** Task goal **
Transcribe all the entries word for word, but omit the images.

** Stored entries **
__________________________________________________

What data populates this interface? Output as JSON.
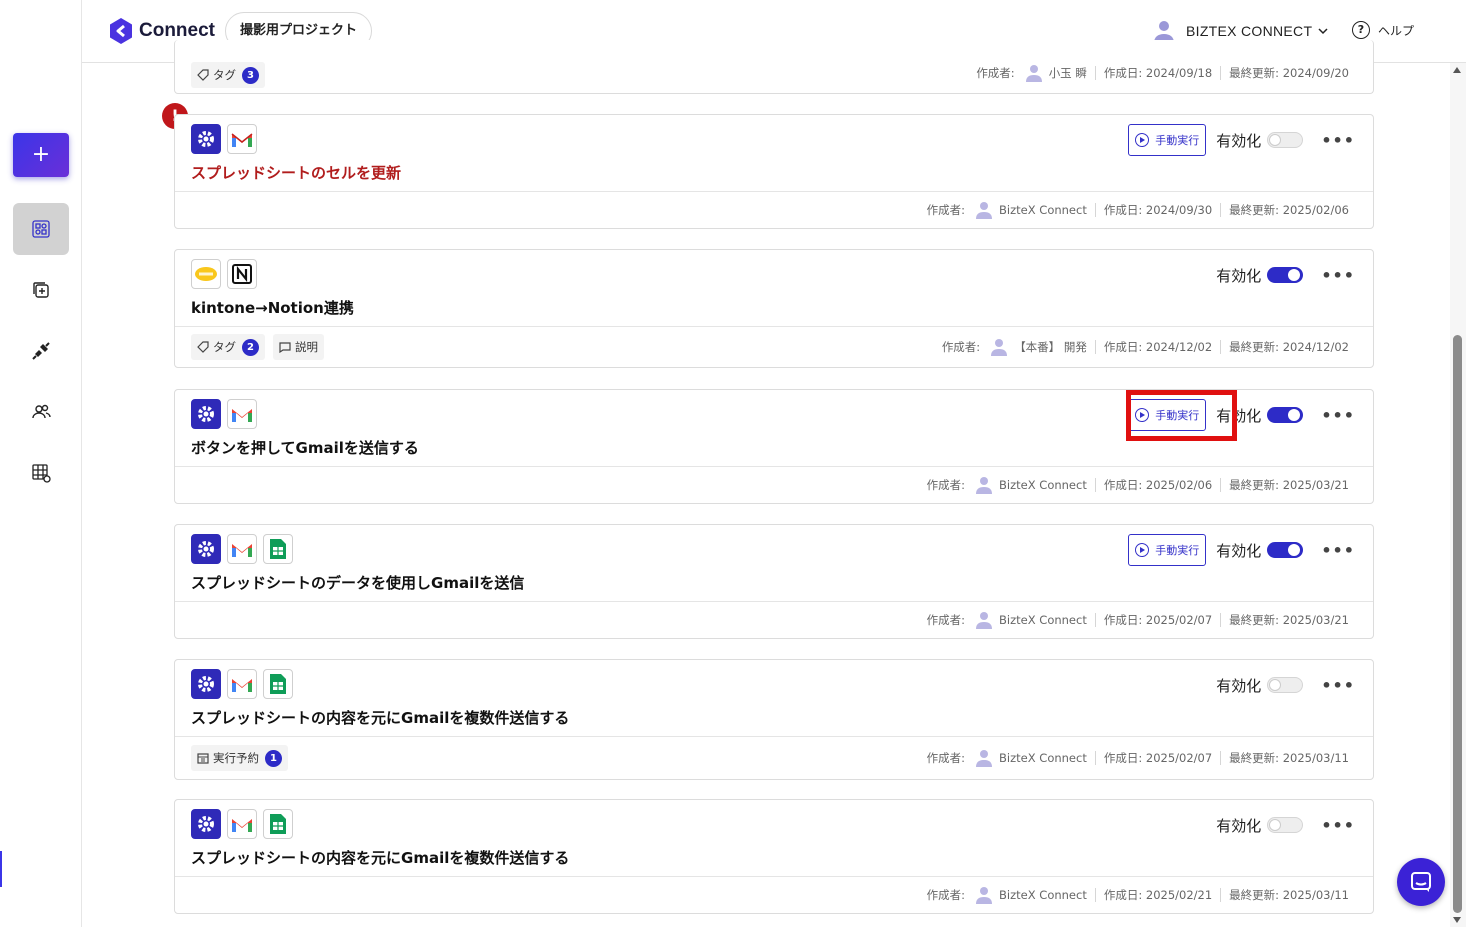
{
  "header": {
    "brand": "Connect",
    "project": "撮影用プロジェクト",
    "user": "BIZTEX CONNECT",
    "help": "ヘルプ"
  },
  "sidebar": {
    "add_label": "+",
    "items": [
      "workflows-icon",
      "templates-icon",
      "connections-icon",
      "members-icon",
      "datastore-icon"
    ]
  },
  "labels": {
    "manual_run": "手動実行",
    "enable": "有効化",
    "more": "•••",
    "creator": "作成者:",
    "created": "作成日:",
    "updated": "最終更新:",
    "tag": "タグ",
    "description": "説明",
    "scheduled": "実行予約"
  },
  "partial_card": {
    "tag_count": "3",
    "creator": "小玉 瞬",
    "created": "2024/09/18",
    "updated": "2024/09/20"
  },
  "cards": [
    {
      "title": "スプレッドシートのセルを更新",
      "creator": "BizteX Connect",
      "created": "2024/09/30",
      "updated": "2025/02/06",
      "enabled": false,
      "error": true
    },
    {
      "title": "kintone→Notion連携",
      "creator": "【本番】 開発",
      "created": "2024/12/02",
      "updated": "2024/12/02",
      "enabled": true,
      "tag_count": "2"
    },
    {
      "title": "ボタンを押してGmailを送信する",
      "creator": "BizteX Connect",
      "created": "2025/02/06",
      "updated": "2025/03/21",
      "enabled": true
    },
    {
      "title": "スプレッドシートのデータを使用しGmailを送信",
      "creator": "BizteX Connect",
      "created": "2025/02/07",
      "updated": "2025/03/21",
      "enabled": true
    },
    {
      "title": "スプレッドシートの内容を元にGmailを複数件送信する",
      "creator": "BizteX Connect",
      "created": "2025/02/07",
      "updated": "2025/03/11",
      "enabled": false,
      "scheduled_count": "1"
    },
    {
      "title": "スプレッドシートの内容を元にGmailを複数件送信する",
      "creator": "BizteX Connect",
      "created": "2025/02/21",
      "updated": "2025/03/11",
      "enabled": false
    }
  ],
  "colors": {
    "accent": "#2d2bc7",
    "error": "#c0171b",
    "highlight": "#e01010"
  }
}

__________________________________________________

** Correct result **
What data populates this interface? Output as JSON.
{
  "header": {
    "brand": "Connect",
    "project": "撮影用プロジェクト",
    "user": "BIZTEX CONNECT",
    "help": "ヘルプ"
  },
  "sidebar": {
    "add_label": "+",
    "items": [
      "workflows-icon",
      "templates-icon",
      "connections-icon",
      "members-icon",
      "datastore-icon"
    ]
  },
  "labels": {
    "manual_run": "手動実行",
    "enable": "有効化",
    "more": "•••",
    "creator": "作成者:",
    "created": "作成日:",
    "updated": "最終更新:",
    "tag": "タグ",
    "description": "説明",
    "scheduled": "実行予約"
  },
  "partial_card": {
    "tag_count": "3",
    "creator": "小玉 瞬",
    "created": "2024/09/18",
    "updated": "2024/09/20"
  },
  "cards": [
    {
      "title": "スプレッドシートのセルを更新",
      "creator": "BizteX Connect",
      "created": "2024/09/30",
      "updated": "2025/02/06",
      "enabled": false,
      "error": true
    },
    {
      "title": "kintone→Notion連携",
      "creator": "【本番】 開発",
      "created": "2024/12/02",
      "updated": "2024/12/02",
      "enabled": true,
      "tag_count": "2"
    },
    {
      "title": "ボタンを押してGmailを送信する",
      "creator": "BizteX Connect",
      "created": "2025/02/06",
      "updated": "2025/03/21",
      "enabled": true
    },
    {
      "title": "スプレッドシートのデータを使用しGmailを送信",
      "creator": "BizteX Connect",
      "created": "2025/02/07",
      "updated": "2025/03/21",
      "enabled": true
    },
    {
      "title": "スプレッドシートの内容を元にGmailを複数件送信する",
      "creator": "BizteX Connect",
      "created": "2025/02/07",
      "updated": "2025/03/11",
      "enabled": false,
      "scheduled_count": "1"
    },
    {
      "title": "スプレッドシートの内容を元にGmailを複数件送信する",
      "creator": "BizteX Connect",
      "created": "2025/02/21",
      "updated": "2025/03/11",
      "enabled": false
    }
  ],
  "colors": {
    "accent": "#2d2bc7",
    "error": "#c0171b",
    "highlight": "#e01010"
  }
}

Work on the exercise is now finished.